__Aim of the task__. All lines with the word "first" must be pulled from the entries below.

━━ Materials provided ━━

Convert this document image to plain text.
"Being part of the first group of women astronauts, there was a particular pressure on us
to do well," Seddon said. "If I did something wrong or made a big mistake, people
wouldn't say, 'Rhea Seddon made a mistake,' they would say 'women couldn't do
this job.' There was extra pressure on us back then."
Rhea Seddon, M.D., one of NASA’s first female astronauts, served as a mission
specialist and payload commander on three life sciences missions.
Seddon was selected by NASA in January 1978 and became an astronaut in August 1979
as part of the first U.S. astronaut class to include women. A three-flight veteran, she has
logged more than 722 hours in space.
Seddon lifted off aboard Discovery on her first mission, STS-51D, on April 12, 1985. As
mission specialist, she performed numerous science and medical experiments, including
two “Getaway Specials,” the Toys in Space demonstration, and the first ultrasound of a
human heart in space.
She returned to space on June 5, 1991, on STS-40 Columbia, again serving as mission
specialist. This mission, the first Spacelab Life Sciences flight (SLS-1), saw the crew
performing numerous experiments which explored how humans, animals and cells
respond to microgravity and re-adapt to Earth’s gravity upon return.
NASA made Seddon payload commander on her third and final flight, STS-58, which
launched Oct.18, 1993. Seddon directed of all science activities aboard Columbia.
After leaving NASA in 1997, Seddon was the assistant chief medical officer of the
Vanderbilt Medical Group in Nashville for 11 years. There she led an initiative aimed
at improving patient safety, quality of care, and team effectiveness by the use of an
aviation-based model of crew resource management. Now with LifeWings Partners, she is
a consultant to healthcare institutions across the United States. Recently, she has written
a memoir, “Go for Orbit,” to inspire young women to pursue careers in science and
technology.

━━━
━━ Materials provided ━━

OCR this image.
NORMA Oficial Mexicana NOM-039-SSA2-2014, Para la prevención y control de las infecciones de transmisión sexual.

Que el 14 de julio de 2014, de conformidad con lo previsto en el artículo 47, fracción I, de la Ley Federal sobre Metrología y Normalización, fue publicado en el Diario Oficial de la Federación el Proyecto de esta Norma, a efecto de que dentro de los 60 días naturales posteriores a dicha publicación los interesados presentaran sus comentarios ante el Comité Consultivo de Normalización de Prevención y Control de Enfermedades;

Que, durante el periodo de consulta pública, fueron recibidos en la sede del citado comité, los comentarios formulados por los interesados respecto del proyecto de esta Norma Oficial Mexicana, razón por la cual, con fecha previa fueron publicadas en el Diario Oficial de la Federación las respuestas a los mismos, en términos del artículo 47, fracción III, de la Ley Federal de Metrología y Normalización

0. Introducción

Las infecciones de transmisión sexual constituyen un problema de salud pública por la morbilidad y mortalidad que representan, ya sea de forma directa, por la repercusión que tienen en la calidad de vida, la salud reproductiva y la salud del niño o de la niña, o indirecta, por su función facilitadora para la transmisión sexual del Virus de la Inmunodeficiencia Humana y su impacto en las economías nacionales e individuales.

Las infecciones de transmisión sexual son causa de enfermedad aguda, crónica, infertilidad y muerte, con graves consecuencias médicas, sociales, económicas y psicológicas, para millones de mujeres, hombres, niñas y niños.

━━━

__Task result__.
"Being part of the first group of women astronauts, there was a particular pressure on us
Rhea Seddon, M.D., one of NASA’s first female astronauts, served as a mission
as part of the first U.S. astronaut class to include women. A three-flight veteran, she has
Seddon lifted off aboard Discovery on her first mission, STS-51D, on April 12, 1985. As
two “Getaway Specials,” the Toys in Space demonstration, and the first ultrasound of a
specialist. This mission, the first Spacelab Life Sciences flight (SLS-1), saw the crew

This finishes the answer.